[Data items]

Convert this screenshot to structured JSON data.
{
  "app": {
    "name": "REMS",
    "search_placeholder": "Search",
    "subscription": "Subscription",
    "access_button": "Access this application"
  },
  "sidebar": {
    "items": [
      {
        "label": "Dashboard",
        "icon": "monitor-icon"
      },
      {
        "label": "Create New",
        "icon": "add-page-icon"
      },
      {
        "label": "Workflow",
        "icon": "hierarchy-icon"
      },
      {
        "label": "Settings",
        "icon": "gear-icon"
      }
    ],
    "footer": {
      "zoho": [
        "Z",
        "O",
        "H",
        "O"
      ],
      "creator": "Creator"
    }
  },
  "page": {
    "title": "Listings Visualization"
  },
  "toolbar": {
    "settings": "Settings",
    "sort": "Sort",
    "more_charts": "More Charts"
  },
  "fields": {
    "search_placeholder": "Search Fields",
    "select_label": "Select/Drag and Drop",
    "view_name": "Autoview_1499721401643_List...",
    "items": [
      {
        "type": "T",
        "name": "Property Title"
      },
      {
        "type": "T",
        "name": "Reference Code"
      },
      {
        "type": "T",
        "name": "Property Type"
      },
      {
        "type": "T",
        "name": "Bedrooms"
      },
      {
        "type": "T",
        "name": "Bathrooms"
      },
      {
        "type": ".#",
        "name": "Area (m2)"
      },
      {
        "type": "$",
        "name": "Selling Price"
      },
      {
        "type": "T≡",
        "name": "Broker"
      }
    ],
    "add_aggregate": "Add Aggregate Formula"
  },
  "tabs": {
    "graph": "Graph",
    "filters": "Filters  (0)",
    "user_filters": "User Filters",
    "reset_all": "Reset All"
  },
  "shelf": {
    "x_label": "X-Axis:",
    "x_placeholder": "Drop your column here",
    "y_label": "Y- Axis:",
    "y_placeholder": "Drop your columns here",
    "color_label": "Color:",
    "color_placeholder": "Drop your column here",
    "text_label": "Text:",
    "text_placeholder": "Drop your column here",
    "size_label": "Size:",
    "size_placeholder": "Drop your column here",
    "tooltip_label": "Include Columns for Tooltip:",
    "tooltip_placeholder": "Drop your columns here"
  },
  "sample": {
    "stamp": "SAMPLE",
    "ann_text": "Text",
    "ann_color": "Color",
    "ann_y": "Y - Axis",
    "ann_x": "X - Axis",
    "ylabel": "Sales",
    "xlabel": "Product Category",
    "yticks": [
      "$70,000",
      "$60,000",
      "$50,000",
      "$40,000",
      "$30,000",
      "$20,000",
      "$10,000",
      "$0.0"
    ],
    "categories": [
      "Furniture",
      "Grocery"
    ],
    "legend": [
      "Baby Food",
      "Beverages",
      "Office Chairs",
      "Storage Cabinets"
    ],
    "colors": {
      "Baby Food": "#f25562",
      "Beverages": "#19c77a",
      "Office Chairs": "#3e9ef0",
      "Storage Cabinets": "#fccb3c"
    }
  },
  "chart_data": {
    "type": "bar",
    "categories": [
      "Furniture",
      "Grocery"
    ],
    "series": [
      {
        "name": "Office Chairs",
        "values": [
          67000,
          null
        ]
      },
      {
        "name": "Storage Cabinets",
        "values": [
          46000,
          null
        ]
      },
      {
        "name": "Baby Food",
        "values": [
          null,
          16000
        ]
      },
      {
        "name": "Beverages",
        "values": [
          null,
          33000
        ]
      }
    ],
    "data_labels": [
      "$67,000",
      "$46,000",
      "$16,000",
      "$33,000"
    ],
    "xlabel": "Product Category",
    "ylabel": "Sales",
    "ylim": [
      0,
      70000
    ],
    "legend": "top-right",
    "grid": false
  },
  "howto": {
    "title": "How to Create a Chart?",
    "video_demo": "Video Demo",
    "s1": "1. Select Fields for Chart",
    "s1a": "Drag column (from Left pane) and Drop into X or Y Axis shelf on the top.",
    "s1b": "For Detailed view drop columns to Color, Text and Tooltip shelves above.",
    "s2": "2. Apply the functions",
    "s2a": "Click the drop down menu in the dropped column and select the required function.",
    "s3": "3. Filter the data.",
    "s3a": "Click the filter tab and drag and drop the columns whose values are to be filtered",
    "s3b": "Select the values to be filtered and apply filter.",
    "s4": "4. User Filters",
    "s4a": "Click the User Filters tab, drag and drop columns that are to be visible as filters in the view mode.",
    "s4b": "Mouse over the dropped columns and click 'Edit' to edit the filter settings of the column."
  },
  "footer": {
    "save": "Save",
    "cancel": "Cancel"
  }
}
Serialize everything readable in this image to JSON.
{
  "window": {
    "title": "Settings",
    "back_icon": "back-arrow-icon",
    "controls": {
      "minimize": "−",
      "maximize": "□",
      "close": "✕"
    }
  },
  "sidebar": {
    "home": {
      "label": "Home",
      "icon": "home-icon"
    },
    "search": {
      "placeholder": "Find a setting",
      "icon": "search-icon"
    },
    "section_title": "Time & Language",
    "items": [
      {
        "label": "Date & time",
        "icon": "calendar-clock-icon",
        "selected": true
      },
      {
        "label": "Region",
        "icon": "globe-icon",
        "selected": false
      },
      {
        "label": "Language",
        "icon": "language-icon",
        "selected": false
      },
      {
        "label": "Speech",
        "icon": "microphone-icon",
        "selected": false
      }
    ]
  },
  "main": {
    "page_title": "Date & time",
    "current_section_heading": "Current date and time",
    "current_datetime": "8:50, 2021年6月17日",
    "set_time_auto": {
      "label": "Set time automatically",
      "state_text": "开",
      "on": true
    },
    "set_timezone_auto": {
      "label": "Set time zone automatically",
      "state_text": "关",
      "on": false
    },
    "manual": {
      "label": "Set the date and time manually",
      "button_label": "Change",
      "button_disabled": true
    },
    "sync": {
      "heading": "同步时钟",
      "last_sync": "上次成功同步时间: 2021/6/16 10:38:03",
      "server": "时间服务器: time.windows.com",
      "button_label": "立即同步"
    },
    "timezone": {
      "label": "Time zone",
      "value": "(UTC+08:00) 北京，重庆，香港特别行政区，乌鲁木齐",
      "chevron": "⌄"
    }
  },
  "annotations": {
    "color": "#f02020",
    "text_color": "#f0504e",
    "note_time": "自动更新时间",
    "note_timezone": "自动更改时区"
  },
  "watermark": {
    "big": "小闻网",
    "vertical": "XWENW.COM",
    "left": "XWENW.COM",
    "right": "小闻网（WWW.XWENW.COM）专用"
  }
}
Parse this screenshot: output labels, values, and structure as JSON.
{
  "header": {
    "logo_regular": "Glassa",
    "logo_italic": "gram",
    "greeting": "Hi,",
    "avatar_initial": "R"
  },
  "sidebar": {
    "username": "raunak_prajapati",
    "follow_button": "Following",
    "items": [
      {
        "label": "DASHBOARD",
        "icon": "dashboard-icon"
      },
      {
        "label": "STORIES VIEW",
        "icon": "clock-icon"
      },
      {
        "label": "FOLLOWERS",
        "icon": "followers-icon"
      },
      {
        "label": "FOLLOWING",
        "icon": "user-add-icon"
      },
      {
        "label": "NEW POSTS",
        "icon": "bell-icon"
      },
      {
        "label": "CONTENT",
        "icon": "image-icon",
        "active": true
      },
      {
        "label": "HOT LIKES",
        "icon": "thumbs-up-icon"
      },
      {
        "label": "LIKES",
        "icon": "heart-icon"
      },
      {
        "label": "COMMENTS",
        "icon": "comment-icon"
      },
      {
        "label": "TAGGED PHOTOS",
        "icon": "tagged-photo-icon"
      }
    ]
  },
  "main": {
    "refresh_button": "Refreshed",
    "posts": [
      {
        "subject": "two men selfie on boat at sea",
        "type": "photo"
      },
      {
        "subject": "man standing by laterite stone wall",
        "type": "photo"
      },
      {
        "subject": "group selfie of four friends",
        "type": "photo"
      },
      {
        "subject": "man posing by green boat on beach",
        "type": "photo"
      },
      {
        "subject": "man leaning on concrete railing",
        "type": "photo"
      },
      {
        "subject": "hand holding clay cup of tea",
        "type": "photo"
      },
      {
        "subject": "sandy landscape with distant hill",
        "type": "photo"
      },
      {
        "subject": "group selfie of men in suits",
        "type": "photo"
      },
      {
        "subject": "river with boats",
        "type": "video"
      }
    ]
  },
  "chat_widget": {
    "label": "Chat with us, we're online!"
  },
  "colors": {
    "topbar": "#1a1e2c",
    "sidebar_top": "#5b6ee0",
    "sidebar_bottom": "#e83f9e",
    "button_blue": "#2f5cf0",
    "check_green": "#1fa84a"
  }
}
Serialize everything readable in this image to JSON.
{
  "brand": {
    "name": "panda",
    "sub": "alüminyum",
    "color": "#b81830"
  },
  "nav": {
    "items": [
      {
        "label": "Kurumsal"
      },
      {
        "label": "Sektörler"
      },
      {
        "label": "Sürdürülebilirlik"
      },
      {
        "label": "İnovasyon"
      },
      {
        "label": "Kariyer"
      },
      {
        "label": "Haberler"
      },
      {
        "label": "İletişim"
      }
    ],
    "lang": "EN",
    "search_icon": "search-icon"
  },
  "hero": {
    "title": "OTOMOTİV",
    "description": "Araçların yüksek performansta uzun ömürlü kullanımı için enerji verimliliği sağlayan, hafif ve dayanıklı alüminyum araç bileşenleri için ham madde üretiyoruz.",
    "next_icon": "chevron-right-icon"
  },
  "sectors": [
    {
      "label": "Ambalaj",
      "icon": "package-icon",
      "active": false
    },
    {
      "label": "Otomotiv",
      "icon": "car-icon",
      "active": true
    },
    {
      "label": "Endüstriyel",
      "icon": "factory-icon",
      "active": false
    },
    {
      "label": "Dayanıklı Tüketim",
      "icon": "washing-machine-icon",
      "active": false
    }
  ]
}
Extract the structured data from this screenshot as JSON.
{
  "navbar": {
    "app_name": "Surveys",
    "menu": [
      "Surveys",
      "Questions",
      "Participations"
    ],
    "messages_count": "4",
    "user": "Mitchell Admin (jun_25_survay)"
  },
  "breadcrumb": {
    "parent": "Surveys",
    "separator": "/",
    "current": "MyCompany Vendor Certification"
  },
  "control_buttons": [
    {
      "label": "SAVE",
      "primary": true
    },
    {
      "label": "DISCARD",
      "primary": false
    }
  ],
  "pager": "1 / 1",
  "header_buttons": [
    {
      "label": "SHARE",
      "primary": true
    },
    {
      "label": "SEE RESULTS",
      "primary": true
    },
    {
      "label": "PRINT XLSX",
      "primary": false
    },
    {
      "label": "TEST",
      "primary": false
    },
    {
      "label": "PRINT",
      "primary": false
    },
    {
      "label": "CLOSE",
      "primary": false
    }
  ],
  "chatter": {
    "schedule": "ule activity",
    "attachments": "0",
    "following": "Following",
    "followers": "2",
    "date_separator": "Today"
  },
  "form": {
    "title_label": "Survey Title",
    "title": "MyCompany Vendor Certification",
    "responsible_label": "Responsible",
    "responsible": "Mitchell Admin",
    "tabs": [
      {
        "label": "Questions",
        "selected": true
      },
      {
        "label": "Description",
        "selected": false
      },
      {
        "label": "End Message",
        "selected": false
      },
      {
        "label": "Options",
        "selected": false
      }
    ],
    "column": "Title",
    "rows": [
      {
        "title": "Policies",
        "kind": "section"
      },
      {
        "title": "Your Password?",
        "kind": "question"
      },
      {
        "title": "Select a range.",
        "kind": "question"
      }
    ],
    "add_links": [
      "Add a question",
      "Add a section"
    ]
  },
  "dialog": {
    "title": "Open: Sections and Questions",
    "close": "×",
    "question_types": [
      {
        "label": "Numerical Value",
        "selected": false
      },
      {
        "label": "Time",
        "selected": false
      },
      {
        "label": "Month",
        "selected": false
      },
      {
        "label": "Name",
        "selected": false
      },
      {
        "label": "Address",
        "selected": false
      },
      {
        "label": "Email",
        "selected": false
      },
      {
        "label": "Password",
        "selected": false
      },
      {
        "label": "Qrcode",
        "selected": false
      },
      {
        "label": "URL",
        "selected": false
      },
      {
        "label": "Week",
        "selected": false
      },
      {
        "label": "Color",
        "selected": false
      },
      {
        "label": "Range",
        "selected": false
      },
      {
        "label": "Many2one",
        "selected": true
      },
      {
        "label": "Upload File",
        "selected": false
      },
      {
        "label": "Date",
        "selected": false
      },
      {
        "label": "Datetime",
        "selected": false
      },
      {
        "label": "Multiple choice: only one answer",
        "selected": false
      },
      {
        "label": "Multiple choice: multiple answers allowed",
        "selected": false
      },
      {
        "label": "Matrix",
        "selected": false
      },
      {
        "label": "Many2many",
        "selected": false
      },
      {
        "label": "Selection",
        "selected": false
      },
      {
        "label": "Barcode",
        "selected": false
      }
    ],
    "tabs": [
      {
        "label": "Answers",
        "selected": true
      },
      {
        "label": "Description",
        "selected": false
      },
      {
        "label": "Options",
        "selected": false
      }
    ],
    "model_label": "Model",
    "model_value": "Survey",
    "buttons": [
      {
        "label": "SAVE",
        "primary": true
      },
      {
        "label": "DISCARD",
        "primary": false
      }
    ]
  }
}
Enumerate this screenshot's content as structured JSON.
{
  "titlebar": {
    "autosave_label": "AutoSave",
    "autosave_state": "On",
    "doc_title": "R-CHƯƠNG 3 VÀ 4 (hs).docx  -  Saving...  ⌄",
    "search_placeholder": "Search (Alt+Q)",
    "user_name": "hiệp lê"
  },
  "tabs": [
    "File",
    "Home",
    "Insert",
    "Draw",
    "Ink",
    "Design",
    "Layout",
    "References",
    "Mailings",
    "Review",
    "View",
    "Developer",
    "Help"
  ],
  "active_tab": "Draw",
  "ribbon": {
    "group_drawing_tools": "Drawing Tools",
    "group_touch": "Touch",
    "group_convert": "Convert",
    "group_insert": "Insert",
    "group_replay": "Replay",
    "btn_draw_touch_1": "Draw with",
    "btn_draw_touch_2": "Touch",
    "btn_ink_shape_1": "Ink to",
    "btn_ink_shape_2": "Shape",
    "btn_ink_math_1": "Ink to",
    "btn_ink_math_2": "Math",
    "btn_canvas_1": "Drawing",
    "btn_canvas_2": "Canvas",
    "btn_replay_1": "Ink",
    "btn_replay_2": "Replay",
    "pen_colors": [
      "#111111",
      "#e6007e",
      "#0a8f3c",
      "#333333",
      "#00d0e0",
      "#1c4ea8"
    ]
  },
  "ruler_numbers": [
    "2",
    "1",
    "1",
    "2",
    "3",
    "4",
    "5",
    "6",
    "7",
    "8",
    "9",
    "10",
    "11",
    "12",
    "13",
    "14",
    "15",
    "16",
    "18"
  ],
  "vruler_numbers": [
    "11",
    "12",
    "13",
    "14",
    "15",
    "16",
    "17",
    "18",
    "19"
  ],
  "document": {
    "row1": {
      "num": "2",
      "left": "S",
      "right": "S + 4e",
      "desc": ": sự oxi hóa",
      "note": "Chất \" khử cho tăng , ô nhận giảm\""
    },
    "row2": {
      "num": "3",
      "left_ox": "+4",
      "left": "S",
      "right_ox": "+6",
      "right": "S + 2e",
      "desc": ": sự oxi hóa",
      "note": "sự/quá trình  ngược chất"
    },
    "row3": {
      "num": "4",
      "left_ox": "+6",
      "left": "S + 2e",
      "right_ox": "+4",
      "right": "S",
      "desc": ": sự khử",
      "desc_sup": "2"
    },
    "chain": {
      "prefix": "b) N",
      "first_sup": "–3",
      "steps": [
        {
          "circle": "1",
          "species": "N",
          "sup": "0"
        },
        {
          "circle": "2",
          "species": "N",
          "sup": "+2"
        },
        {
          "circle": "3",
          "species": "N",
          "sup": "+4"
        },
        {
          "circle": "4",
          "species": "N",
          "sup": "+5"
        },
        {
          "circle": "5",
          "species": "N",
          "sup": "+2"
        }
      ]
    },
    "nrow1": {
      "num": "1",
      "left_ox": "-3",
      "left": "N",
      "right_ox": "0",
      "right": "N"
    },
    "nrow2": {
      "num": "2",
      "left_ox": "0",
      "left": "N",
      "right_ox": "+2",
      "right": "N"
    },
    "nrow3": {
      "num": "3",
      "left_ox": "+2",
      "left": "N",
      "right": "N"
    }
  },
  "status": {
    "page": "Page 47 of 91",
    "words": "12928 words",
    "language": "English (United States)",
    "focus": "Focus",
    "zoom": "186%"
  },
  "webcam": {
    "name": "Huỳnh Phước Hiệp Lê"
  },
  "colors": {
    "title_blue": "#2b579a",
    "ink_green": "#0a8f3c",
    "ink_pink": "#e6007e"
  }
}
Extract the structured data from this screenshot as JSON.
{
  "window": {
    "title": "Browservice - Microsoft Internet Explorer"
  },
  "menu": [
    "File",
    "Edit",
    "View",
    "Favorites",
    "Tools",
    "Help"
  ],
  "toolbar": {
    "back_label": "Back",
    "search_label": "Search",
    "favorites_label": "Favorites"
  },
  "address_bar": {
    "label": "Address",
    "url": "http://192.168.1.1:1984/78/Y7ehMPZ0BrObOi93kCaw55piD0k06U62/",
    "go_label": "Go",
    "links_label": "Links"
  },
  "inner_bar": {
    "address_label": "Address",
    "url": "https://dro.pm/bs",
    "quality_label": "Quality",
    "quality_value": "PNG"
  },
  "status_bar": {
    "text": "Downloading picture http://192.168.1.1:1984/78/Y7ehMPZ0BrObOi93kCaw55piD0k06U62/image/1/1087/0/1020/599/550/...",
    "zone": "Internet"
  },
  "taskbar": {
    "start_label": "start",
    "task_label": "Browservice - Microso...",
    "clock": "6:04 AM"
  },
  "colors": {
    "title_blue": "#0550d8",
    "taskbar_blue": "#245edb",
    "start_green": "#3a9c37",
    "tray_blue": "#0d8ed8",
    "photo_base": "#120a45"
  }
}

> [What you are asked to do]: Go through the records above, find every line with the word "Surveys", and list those lines.

> [Result]:
    "app_name": "Surveys",
      "Surveys",
    "parent": "Surveys",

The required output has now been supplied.